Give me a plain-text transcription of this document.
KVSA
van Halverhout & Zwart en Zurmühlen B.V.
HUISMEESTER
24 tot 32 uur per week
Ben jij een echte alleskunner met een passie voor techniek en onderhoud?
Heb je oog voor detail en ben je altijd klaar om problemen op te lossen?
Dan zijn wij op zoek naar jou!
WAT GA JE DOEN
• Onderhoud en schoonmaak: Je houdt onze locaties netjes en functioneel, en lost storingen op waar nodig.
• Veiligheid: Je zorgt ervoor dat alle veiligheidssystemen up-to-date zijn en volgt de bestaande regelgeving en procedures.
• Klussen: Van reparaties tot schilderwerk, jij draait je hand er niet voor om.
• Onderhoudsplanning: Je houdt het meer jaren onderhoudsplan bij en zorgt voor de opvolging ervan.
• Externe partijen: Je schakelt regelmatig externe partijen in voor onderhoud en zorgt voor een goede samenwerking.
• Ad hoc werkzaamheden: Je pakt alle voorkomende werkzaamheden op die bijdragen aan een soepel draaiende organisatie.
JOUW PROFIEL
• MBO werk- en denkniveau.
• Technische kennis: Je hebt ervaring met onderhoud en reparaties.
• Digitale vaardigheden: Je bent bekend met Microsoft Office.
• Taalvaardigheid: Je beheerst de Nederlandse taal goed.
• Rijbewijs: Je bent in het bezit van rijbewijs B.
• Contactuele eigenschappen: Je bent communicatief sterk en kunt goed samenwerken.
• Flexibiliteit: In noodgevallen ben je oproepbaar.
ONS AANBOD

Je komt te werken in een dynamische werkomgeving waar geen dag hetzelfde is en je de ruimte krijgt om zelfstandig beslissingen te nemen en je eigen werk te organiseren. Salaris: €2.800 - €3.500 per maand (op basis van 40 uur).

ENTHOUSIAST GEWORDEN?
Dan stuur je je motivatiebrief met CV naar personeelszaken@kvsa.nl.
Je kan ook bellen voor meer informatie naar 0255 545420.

■ ■ ■ ■ ■

== Problem description ==
Using the listing above, gather each line that holds the string "zijn" and copy it.

== The reply ==
Dan zijn wij op zoek naar jou!
• Veiligheid: Je zorgt ervoor dat alle veiligheidssystemen up-to-date zijn en volgt de bestaande regelgeving en procedures.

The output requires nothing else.